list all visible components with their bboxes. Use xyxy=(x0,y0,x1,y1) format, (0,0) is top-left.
────
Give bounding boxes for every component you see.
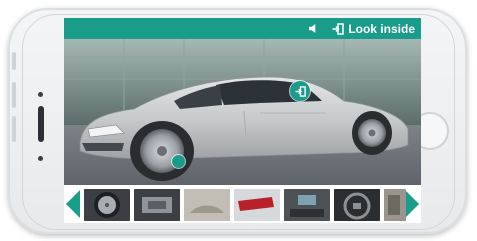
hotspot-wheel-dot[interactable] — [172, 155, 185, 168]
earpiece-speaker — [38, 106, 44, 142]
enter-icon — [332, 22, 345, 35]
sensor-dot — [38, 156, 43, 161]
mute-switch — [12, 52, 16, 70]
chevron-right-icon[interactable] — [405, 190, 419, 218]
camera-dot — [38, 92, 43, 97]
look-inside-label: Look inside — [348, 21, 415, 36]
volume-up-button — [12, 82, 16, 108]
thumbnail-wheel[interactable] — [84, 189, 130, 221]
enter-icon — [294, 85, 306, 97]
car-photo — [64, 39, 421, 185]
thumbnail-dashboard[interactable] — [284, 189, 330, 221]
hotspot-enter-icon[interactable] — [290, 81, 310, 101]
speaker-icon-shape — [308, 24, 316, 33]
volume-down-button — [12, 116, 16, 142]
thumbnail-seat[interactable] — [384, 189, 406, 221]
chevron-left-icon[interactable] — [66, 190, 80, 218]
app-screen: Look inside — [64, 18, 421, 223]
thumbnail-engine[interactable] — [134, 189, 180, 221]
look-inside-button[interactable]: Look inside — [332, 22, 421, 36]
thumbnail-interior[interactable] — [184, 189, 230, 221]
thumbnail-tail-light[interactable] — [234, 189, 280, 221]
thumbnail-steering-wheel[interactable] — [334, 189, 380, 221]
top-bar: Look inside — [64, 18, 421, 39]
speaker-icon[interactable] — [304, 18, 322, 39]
────
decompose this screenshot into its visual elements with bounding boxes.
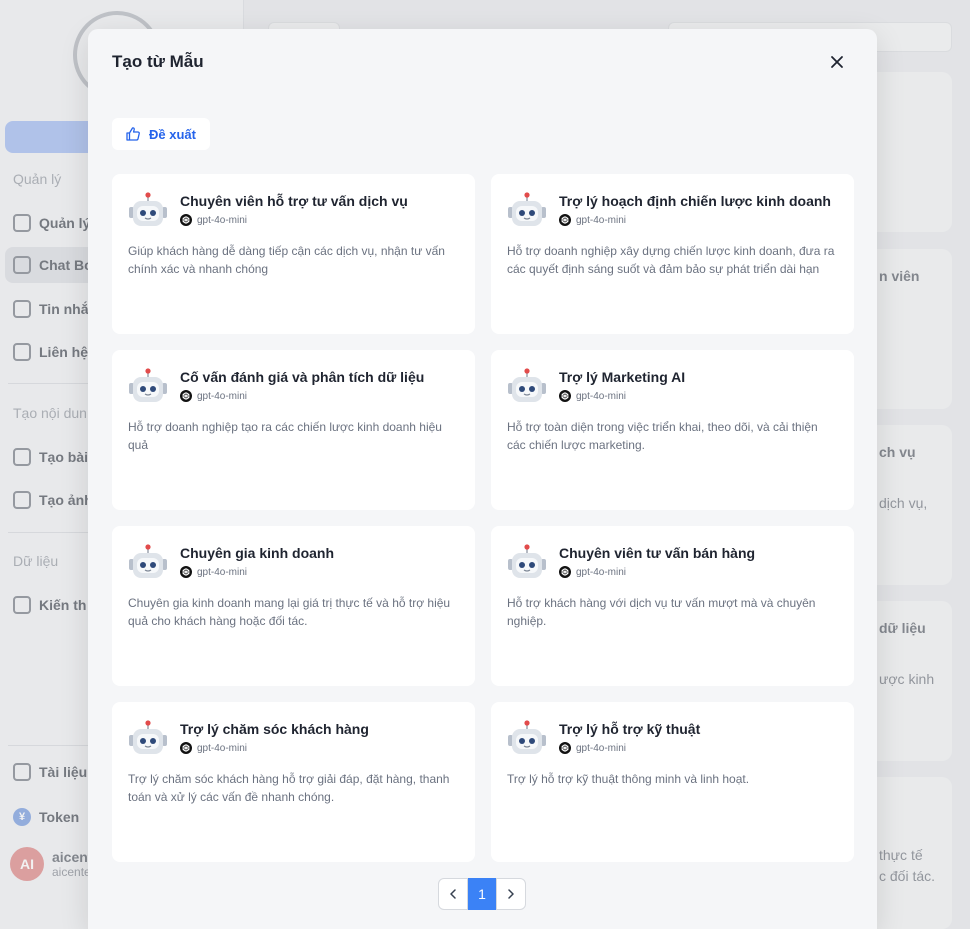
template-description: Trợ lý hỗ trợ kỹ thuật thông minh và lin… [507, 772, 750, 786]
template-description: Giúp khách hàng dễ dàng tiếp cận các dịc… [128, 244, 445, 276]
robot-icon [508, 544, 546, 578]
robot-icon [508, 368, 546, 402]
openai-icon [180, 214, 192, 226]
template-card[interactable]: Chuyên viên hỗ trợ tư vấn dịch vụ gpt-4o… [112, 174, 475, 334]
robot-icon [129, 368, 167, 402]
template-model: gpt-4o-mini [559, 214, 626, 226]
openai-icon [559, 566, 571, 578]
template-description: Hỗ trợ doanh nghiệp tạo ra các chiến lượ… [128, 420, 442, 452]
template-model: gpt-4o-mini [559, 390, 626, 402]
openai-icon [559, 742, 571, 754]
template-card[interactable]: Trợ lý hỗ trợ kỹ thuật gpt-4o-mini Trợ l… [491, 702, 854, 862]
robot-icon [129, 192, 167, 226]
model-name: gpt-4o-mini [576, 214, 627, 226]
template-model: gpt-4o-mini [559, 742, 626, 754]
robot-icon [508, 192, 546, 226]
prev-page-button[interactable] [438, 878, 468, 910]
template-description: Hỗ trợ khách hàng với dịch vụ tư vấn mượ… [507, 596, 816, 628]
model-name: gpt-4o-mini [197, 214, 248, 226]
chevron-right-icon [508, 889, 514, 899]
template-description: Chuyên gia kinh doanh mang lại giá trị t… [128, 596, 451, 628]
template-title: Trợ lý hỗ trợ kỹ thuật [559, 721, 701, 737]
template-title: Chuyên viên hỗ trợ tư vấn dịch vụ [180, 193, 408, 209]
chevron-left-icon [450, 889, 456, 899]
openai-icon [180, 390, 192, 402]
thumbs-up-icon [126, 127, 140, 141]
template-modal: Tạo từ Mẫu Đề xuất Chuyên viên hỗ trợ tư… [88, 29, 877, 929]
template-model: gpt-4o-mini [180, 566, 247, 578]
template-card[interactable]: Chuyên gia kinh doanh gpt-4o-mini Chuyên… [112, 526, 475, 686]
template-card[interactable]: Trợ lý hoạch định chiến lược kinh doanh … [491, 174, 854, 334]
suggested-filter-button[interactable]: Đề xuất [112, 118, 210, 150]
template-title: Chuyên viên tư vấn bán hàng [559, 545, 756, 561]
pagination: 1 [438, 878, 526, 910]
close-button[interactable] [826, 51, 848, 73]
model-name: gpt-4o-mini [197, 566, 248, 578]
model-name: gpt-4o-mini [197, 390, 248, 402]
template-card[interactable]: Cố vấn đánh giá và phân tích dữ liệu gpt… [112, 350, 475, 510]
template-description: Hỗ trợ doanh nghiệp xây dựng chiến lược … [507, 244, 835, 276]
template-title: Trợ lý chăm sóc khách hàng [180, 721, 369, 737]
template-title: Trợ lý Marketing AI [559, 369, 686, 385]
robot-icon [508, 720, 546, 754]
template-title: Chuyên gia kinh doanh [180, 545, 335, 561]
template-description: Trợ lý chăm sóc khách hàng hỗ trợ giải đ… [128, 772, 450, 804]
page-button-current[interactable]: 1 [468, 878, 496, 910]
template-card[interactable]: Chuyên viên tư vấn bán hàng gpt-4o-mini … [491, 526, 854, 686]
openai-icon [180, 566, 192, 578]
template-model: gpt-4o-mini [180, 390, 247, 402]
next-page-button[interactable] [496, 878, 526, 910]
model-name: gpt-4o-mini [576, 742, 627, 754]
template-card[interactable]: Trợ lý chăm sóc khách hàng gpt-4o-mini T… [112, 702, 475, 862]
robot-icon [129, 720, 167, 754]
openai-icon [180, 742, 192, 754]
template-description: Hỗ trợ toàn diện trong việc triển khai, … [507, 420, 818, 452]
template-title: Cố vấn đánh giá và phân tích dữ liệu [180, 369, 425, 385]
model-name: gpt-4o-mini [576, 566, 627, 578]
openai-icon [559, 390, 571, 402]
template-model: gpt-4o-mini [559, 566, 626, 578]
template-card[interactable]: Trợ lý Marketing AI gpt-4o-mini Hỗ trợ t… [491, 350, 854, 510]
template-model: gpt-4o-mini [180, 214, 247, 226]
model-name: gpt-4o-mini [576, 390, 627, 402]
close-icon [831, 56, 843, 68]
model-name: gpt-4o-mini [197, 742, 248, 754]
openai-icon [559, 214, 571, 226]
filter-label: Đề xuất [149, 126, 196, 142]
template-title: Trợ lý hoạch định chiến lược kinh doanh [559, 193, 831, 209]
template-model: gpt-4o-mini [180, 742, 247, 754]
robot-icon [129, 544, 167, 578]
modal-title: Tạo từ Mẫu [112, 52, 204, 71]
────
» **Problem details**
Write out the lines of the records from the line with "decompose this screenshot" up to and including the line with "robot-icon [508, 544, 546, 578]", reproducing each one verbatim, and leave the pictures out of your answer.

» **Written solution**
decompose this screenshot into its visual elements with bounding boxes.
template-description: Trợ lý hỗ trợ kỹ thuật thông minh và lin… [507, 772, 750, 786]
template-description: Giúp khách hàng dễ dàng tiếp cận các dịc… [128, 244, 445, 276]
robot-icon [508, 544, 546, 578]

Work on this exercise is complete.